** Opening Reading passage block **

The results found that women were more likely to feel they were being spoken down to because they were women; men didn’t feel their gender played a role in the interaction.
After the criticism from the actors, women often spoke less than the men, whose behavior didn’t change from before the critical interaction. Women were also more likely to report that they wouldn’t want to work with the actor again.
“The main conclusion was really that women recipients of the condescending behavior had more negative outcomes than men,” Briggs said.
“We found that women were more likely to withdraw their participation after being condescended to.”
These findings aren’t likely to come as a shock to many women. In 2018, in response to questions from her male coworkers, Kim Goodwin, a visual and industrial designer based in San Francisco, Calif., made a chart to lightheartedly help men in the workplace figure out if what they’re doing is mansplaining.
The chart went viral on Twitter, getting around 50,000 retweets and 120,000 likes. Goodwin reported female Twitter users asked to print the chart on business cards, and joked that they’d like to staple it to the foreheads of male coworkers.

** Closing Reading passage block **

**Work to complete**
a: Answer these questions from the passage on condescending behavior:
(i) After the criticism from the actors, what were women more likely to report about working with the actor again?
(ii) In what year did Kim Goodwin make her chart?
(iii) About how many retweets did the chart get on Twitter?
b: Continue the passage on condescending behavior, starting after its final sentence.

** Opening Data for review block **

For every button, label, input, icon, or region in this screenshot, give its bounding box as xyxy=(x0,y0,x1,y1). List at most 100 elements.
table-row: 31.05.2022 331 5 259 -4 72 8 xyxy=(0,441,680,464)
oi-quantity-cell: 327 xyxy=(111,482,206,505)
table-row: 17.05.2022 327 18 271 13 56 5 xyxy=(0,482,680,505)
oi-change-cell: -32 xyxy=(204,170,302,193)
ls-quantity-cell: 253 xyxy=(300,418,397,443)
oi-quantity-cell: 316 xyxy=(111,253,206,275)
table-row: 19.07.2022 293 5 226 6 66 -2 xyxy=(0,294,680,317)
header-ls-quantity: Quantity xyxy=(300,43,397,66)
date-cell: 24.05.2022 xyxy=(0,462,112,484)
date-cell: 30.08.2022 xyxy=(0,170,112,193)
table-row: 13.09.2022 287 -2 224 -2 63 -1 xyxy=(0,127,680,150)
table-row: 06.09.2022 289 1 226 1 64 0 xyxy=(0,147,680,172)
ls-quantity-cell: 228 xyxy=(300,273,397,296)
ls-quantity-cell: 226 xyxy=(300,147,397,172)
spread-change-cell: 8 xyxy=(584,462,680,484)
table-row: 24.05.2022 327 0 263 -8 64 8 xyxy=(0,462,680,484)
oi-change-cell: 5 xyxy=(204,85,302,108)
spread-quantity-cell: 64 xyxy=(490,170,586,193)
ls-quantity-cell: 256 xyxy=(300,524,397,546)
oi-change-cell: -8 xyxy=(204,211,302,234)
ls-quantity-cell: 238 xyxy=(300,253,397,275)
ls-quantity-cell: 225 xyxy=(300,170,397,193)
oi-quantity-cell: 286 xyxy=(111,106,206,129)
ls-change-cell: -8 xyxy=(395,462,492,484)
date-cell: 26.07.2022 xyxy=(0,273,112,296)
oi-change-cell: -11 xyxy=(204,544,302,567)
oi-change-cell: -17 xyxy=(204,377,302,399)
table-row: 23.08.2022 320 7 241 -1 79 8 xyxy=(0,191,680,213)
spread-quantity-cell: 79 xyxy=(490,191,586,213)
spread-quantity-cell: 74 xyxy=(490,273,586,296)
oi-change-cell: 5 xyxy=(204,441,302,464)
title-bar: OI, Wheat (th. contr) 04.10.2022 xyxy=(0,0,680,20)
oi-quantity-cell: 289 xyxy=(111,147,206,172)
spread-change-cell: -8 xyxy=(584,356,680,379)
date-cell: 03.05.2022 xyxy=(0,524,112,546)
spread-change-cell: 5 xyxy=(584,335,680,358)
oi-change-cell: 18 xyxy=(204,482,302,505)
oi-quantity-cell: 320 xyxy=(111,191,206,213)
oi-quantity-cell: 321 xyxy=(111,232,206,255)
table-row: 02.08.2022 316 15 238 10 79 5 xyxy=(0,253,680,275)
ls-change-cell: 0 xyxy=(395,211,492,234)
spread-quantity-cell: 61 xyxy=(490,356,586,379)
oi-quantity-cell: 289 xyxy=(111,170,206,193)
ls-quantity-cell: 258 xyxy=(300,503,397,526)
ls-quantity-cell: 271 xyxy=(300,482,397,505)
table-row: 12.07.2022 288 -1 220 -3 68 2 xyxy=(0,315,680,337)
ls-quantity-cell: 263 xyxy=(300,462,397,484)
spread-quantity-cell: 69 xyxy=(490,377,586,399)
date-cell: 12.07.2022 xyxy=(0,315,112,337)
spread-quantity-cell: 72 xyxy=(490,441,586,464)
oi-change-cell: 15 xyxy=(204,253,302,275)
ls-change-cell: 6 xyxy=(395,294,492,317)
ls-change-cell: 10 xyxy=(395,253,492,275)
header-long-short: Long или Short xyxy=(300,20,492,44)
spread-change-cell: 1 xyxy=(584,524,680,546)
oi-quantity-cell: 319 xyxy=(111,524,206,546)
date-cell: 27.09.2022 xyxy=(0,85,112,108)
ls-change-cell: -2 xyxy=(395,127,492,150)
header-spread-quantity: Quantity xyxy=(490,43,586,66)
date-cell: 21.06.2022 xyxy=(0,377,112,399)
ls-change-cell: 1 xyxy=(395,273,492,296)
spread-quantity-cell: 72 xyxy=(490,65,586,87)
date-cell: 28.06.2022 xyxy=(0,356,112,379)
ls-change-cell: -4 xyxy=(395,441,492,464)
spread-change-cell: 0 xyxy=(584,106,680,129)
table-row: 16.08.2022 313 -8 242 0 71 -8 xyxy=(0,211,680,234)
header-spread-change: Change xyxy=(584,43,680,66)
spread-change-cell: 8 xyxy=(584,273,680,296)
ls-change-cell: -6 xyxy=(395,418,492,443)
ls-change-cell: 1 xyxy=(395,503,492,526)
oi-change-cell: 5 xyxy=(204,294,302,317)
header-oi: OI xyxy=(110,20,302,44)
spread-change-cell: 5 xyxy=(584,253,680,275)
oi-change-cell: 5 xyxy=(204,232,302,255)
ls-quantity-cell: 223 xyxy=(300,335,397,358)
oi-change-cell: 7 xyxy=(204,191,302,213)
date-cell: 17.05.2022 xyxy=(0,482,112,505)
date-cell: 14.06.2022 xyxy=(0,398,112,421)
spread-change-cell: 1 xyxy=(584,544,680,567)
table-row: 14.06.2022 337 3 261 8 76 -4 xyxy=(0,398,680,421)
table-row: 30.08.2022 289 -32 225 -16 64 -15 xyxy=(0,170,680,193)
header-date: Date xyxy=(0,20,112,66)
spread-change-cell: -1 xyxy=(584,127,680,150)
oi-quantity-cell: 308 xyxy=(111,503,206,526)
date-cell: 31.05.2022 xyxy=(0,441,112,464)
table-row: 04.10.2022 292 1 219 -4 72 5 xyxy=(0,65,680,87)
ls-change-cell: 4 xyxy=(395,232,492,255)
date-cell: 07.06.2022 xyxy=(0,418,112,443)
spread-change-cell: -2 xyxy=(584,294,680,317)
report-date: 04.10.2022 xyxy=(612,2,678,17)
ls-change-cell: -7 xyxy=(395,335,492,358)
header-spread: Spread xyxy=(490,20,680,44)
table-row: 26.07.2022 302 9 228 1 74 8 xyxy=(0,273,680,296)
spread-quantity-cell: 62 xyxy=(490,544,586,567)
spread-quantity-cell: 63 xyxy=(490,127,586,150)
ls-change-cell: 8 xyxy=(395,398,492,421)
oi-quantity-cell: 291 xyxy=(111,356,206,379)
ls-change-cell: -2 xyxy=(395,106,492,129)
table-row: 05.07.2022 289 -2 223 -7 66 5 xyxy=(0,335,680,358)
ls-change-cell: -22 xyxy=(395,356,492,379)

** Closing Data for review block **

**Results in order**
a:
(i) They wouldn't want to work with the actor again.
(ii) 2018.
(iii) Around 50,000.

b:
Briggs said she hopes the study will prompt discussions of how mansplaining can hurt women in the workforce, and raise awareness among men of the consequences of their behavior.
“Training can be developed,” Briggs told Bridge Michigan. “How do you bring up that you disagree with someone, or you have a concern, without it seeming like you’re questioning their competence, or you’re doubting them.”
For now, the study concludes that women do perceive slights like interruptions or condescension in the workplace in a different way than men. The researchers write in the study that they hope that their findings draw attention to “when and why ‘speaking while female’ can be hard.”